— Short problem —
Omit the pictures, then write out every entry exactly as it reads.

--*--

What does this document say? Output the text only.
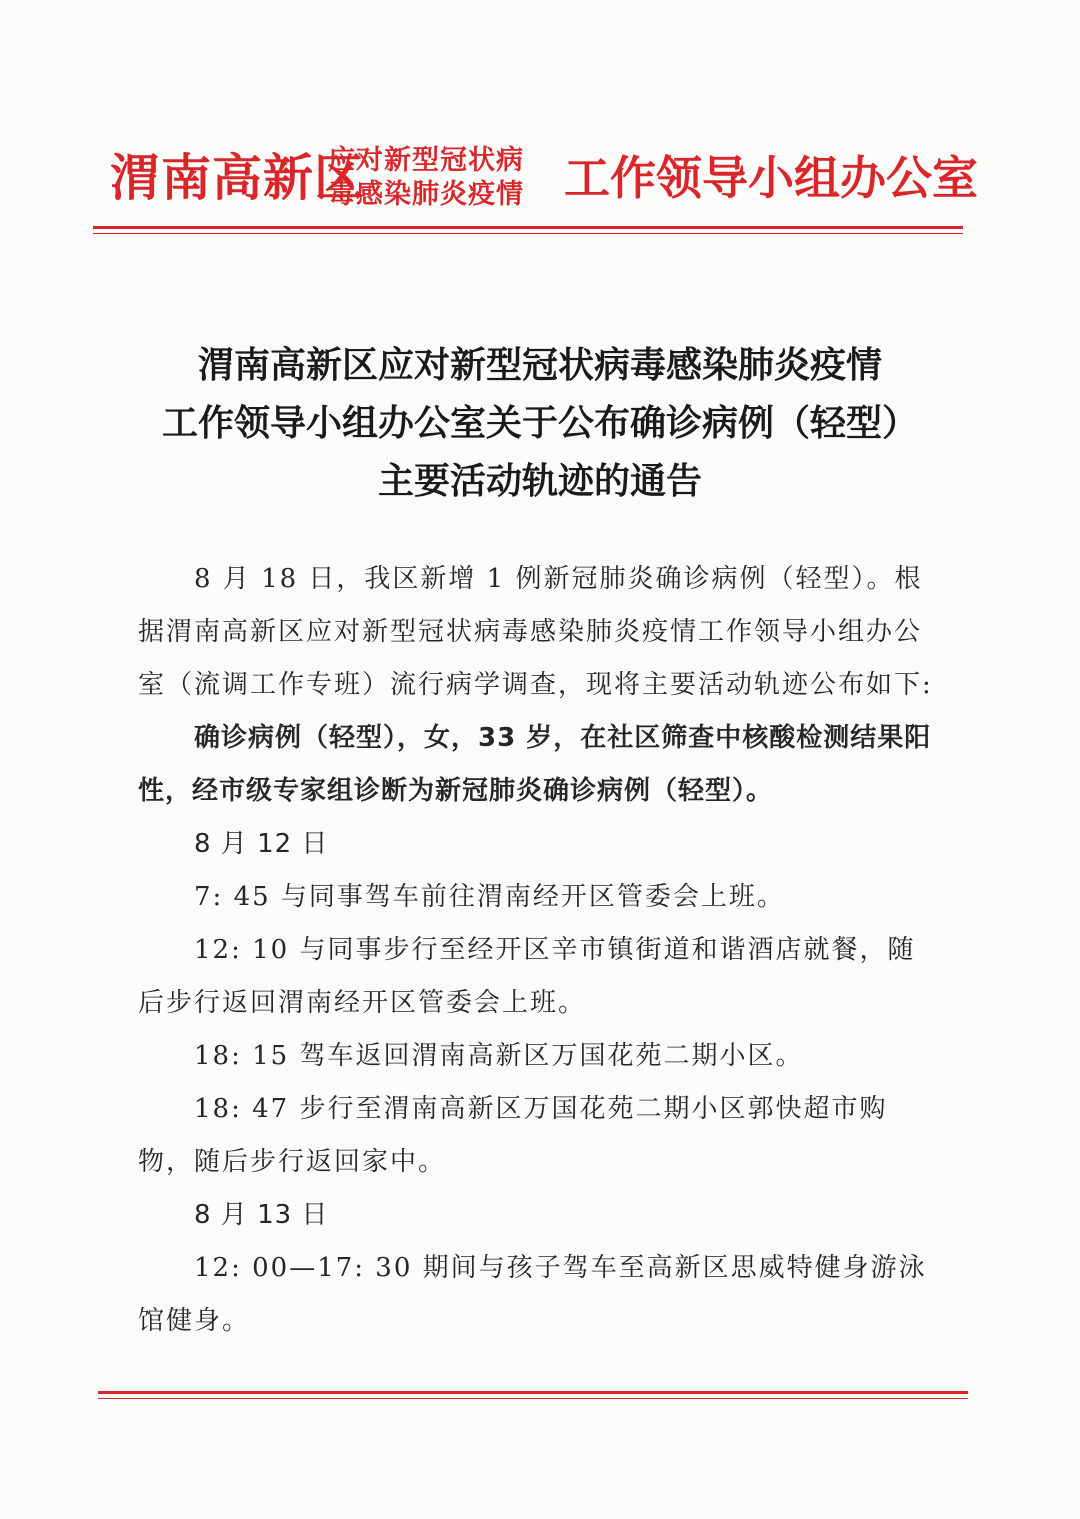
渭南高新区
应对新型冠状病
毒感染肺炎疫情 工作领导小组办公室
渭南高新区应对新型冠状病毒感染肺炎疫情
工作领导小组办公室关于公布确诊病例（轻型）
主要活动轨迹的通告

8 月 18 日，我区新增 1 例新冠肺炎确诊病例（轻型）。根据渭南高新区应对新型冠状病毒感染肺炎疫情工作领导小组办公室（流调工作专班）流行病学调查，现将主要活动轨迹公布如下:

确诊病例（轻型），女，33 岁，在社区筛查中核酸检测结果阳性，经市级专家组诊断为新冠肺炎确诊病例（轻型）。

8 月 12 日

7: 45 与同事驾车前往渭南经开区管委会上班。

12: 10 与同事步行至经开区辛市镇街道和谐酒店就餐，随后步行返回渭南经开区管委会上班。

18: 15 驾车返回渭南高新区万国花苑二期小区。

18: 47 步行至渭南高新区万国花苑二期小区郭快超市购物，随后步行返回家中。

8 月 13 日

12: 00—17: 30 期间与孩子驾车至高新区思威特健身游泳馆健身。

--*--

— Finished answer —
What does this document say? Output the text only.
渭南高新区
应对新型冠状病
毒感染肺炎疫情 工作领导小组办公室
渭南高新区应对新型冠状病毒感染肺炎疫情
工作领导小组办公室关于公布确诊病例（轻型）
主要活动轨迹的通告

8 月 18 日，我区新增 1 例新冠肺炎确诊病例（轻型）。根据渭南高新区应对新型冠状病毒感染肺炎疫情工作领导小组办公室（流调工作专班）流行病学调查，现将主要活动轨迹公布如下:

确诊病例（轻型），女，33 岁，在社区筛查中核酸检测结果阳性，经市级专家组诊断为新冠肺炎确诊病例（轻型）。

8 月 12 日

7: 45 与同事驾车前往渭南经开区管委会上班。

12: 10 与同事步行至经开区辛市镇街道和谐酒店就餐，随后步行返回渭南经开区管委会上班。

18: 15 驾车返回渭南高新区万国花苑二期小区。

18: 47 步行至渭南高新区万国花苑二期小区郭快超市购物，随后步行返回家中。

8 月 13 日

12: 00—17: 30 期间与孩子驾车至高新区思威特健身游泳馆健身。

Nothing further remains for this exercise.